Give again only the lines from the line that holds "Extract all readable text from this page." to the end of the data, inclusive, omitting all pictures.

** Start Listing **

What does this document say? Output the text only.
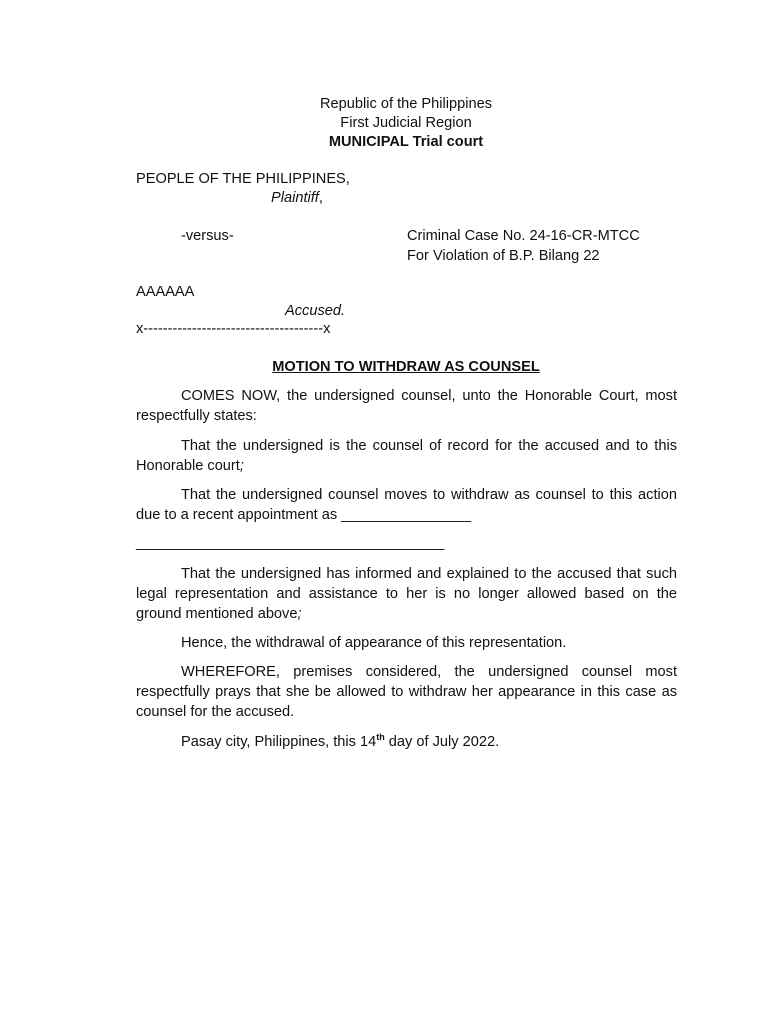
Republic of the Philippines
First Judicial Region
MUNICIPAL Trial court
PEOPLE OF THE PHILIPPINES,
Plaintiff,
-versus-	Criminal Case No. 24-16-CR-MTCC
For Violation of B.P. Bilang 22
AAAAAA
Accused.
x-------------------------------------x
MOTION TO WITHDRAW AS COUNSEL

COMES NOW, the undersigned counsel, unto the Honorable Court, most respectfully states:

That the undersigned is the counsel of record for the accused and to this Honorable court;

That the undersigned counsel moves to withdraw as counsel to this action due to a recent appointment as ________________

______________________________________

That the undersigned has informed and explained to the accused that such legal representation and assistance to her is no longer allowed based on the ground mentioned above;

Hence, the withdrawal of appearance of this representation.

WHEREFORE, premises considered, the undersigned counsel most respectfully prays that she be allowed to withdraw her appearance in this case as counsel for the accused.

Pasay city, Philippines, this 14th day of July 2022.
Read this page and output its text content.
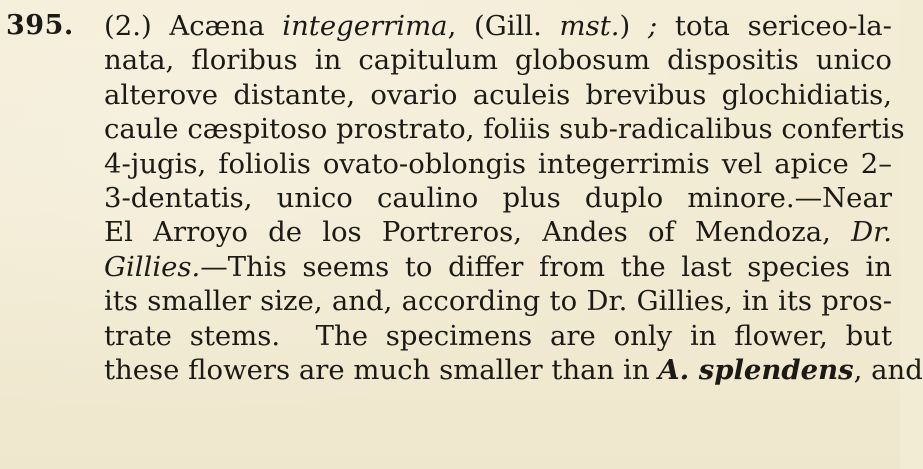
395. (2.) Acæna integerrima, (Gill. mst.) ; tota sericeo-la-
nata, floribus in capitulum globosum dispositis unico
alterove distante, ovario aculeis brevibus glochidiatis,
caule cæspitoso prostrato, foliis sub-radicalibus confertis
4-jugis, foliolis ovato-oblongis integerrimis vel apice 2–
3-dentatis, unico caulino plus duplo minore.—Near
El Arroyo de los Portreros, Andes of Mendoza, Dr.
Gillies.—This seems to differ from the last species in
its smaller size, and, according to Dr. Gillies, in its pros-
trate stems.  The specimens are only in flower, but
these flowers are much smaller than in A. splendens, and
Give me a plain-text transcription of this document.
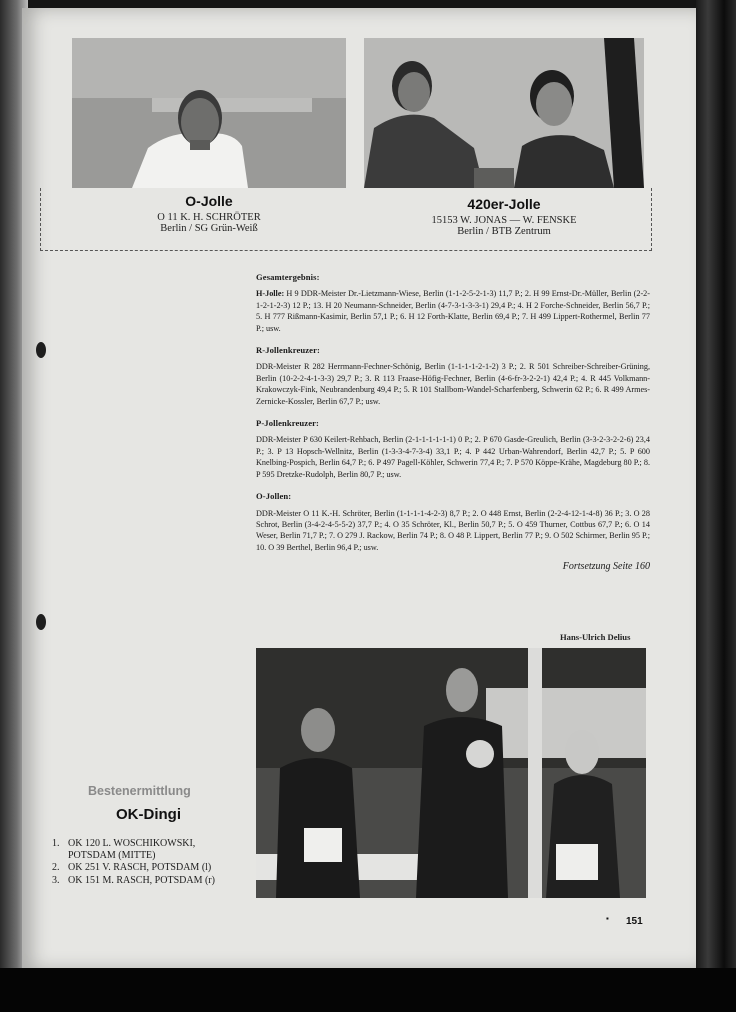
O-Jolle
O 11 K. H. SCHRÖTER
Berlin / SG Grün-Weiß
420er-Jolle
15153 W. JONAS — W. FENSKE
Berlin / BTB Zentrum
Gesamtergebnis:

H-Jolle: H 9 DDR-Meister Dr.-Lietzmann-Wiese, Berlin (1-1-2-5-2-1-3) 11,7 P.; 2. H 99 Ernst-Dr.-Müller, Berlin (2-2-1-2-1-2-3) 12 P.; 13. H 20 Neumann-Schneider, Berlin (4-7-3-1-3-3-1) 29,4 P.; 4. H 2 Forche-Schneider, Berlin 56,7 P.; 5. H 777 Rißmann-Kasimir, Berlin 57,1 P.; 6. H 12 Forth-Klatte, Berlin 69,4 P.; 7. H 499 Lippert-Rothermel, Berlin 77 P.; usw.

R-Jollenkreuzer:

DDR-Meister R 282 Herrmann-Fechner-Schönig, Berlin (1-1-1-1-2-1-2) 3 P.; 2. R 501 Schreiber-Schreiber-Grüning, Berlin (10-2-2-4-1-3-3) 29,7 P.; 3. R 113 Fraase-Höfig-Fechner, Berlin (4-6-fr-3-2-2-1) 42,4 P.; 4. R 445 Volkmann-Krakowczyk-Fink, Neubrandenburg 49,4 P.; 5. R 101 Stallbom-Wandel-Scharfenberg, Schwerin 62 P.; 6. R 499 Armes-Zernicke-Kossler, Berlin 67,7 P.; usw.

P-Jollenkreuzer:

DDR-Meister P 630 Keilert-Rehbach, Berlin (2-1-1-1-1-1-1) 0 P.; 2. P 670 Gasde-Greulich, Berlin (3-3-2-3-2-2-6) 23,4 P.; 3. P 13 Hopsch-Wellnitz, Berlin (1-3-3-4-7-3-4) 33,1 P.; 4. P 442 Urban-Wahrendorf, Berlin 42,7 P.; 5. P 600 Knelbing-Pospich, Berlin 64,7 P.; 6. P 497 Pagell-Köhler, Schwerin 77,4 P.; 7. P 570 Köppe-Krähe, Magdeburg 80 P.; 8. P 595 Dretzke-Rudolph, Berlin 80,7 P.; usw.

O-Jollen:

DDR-Meister O 11 K.-H. Schröter, Berlin (1-1-1-1-4-2-3) 8,7 P.; 2. O 448 Ernst, Berlin (2-2-4-12-1-4-8) 36 P.; 3. O 28 Schrot, Berlin (3-4-2-4-5-5-2) 37,7 P.; 4. O 35 Schröter, Kl., Berlin 50,7 P.; 5. O 459 Thurner, Cottbus 67,7 P.; 6. O 14 Weser, Berlin 71,7 P.; 7. O 279 J. Rackow, Berlin 74 P.; 8. O 48 P. Lippert, Berlin 77 P.; 9. O 502 Schirmer, Berlin 95 P.; 10. O 39 Berthel, Berlin 96,4 P.; usw.

Fortsetzung Seite 160
Hans-Ulrich Delius
Bestenermittlung
OK-Dingi
1. OK 120 L. WOSCHIKOWSKI,
POTSDAM (MITTE)
2. OK 251 V. RASCH, POTSDAM (l)
3. OK 151 M. RASCH, POTSDAM (r)
▪ 151
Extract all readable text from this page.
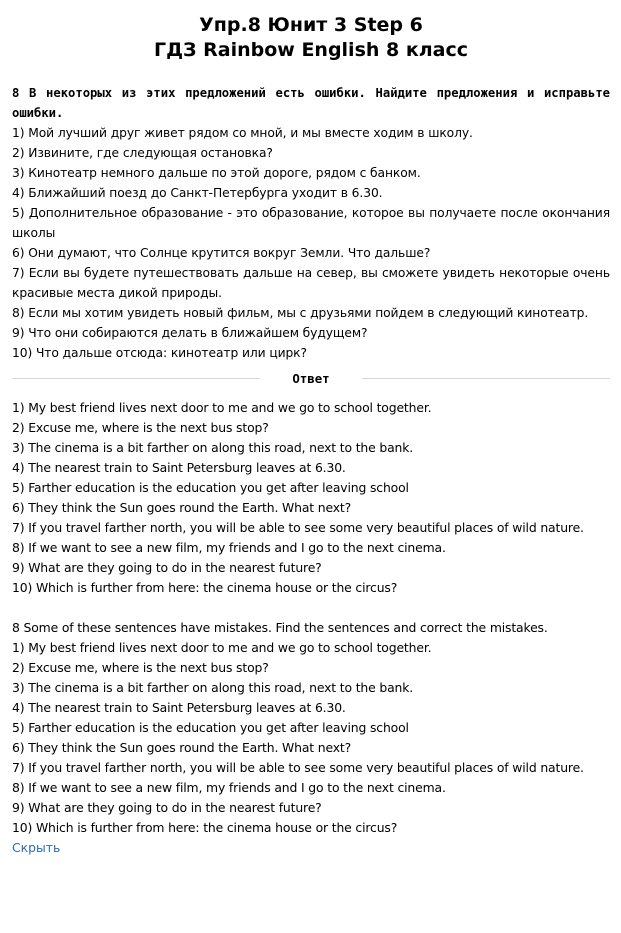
Упр.8 Юнит 3 Step 6
ГДЗ Rainbow English 8 класс

8 В некоторых из этих предложений есть ошибки. Найдите предложения и исправьте ошибки.

1) Мой лучший друг живет рядом со мной, и мы вместе ходим в школу.

2) Извините, где следующая остановка?

3) Кинотеатр немного дальше по этой дороге, рядом с банком.

4) Ближайший поезд до Санкт-Петербурга уходит в 6.30.

5) Дополнительное образование - это образование, которое вы получаете после окончания школы

6) Они думают, что Солнце крутится вокруг Земли. Что дальше?

7) Если вы будете путешествовать дальше на север, вы сможете увидеть некоторые очень красивые места дикой природы.

8) Если мы хотим увидеть новый фильм, мы с друзьями пойдем в следующий кинотеатр.

9) Что они собираются делать в ближайшем будущем?

10) Что дальше отсюда: кинотеатр или цирк?

Ответ

1) My best friend lives next door to me and we go to school together.

2) Excuse me, where is the next bus stop?

3) The cinema is a bit farther on along this road, next to the bank.

4) The nearest train to Saint Petersburg leaves at 6.30.

5) Farther education is the education you get after leaving school

6) They think the Sun goes round the Earth. What next?

7) If you travel farther north, you will be able to see some very beautiful places of wild nature.

8) If we want to see a new film, my friends and I go to the next cinema.

9) What are they going to do in the nearest future?

10) Which is further from here: the cinema house or the circus?

8 Some of these sentences have mistakes. Find the sentences and correct the mistakes.

1) My best friend lives next door to me and we go to school together.

2) Excuse me, where is the next bus stop?

3) The cinema is a bit farther on along this road, next to the bank.

4) The nearest train to Saint Petersburg leaves at 6.30.

5) Farther education is the education you get after leaving school

6) They think the Sun goes round the Earth. What next?

7) If you travel farther north, you will be able to see some very beautiful places of wild nature.

8) If we want to see a new film, my friends and I go to the next cinema.

9) What are they going to do in the nearest future?

10) Which is further from here: the cinema house or the circus?

Скрыть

** End Listing **

** Exercise answer **
Extract all readable text from this page.
Упр.8 Юнит 3 Step 6
ГДЗ Rainbow English 8 класс

8 В некоторых из этих предложений есть ошибки. Найдите предложения и исправьте ошибки.

1) Мой лучший друг живет рядом со мной, и мы вместе ходим в школу.

2) Извините, где следующая остановка?

3) Кинотеатр немного дальше по этой дороге, рядом с банком.

4) Ближайший поезд до Санкт-Петербурга уходит в 6.30.

5) Дополнительное образование - это образование, которое вы получаете после окончания школы

6) Они думают, что Солнце крутится вокруг Земли. Что дальше?

7) Если вы будете путешествовать дальше на север, вы сможете увидеть некоторые очень красивые места дикой природы.

8) Если мы хотим увидеть новый фильм, мы с друзьями пойдем в следующий кинотеатр.

9) Что они собираются делать в ближайшем будущем?

10) Что дальше отсюда: кинотеатр или цирк?

Ответ

1) My best friend lives next door to me and we go to school together.

2) Excuse me, where is the next bus stop?

3) The cinema is a bit farther on along this road, next to the bank.

4) The nearest train to Saint Petersburg leaves at 6.30.

5) Farther education is the education you get after leaving school

6) They think the Sun goes round the Earth. What next?

7) If you travel farther north, you will be able to see some very beautiful places of wild nature.

8) If we want to see a new film, my friends and I go to the next cinema.

9) What are they going to do in the nearest future?

10) Which is further from here: the cinema house or the circus?

8 Some of these sentences have mistakes. Find the sentences and correct the mistakes.

1) My best friend lives next door to me and we go to school together.

2) Excuse me, where is the next bus stop?

3) The cinema is a bit farther on along this road, next to the bank.

4) The nearest train to Saint Petersburg leaves at 6.30.

5) Farther education is the education you get after leaving school

6) They think the Sun goes round the Earth. What next?

7) If you travel farther north, you will be able to see some very beautiful places of wild nature.

8) If we want to see a new film, my friends and I go to the next cinema.

9) What are they going to do in the nearest future?

10) Which is further from here: the cinema house or the circus?

Скрыть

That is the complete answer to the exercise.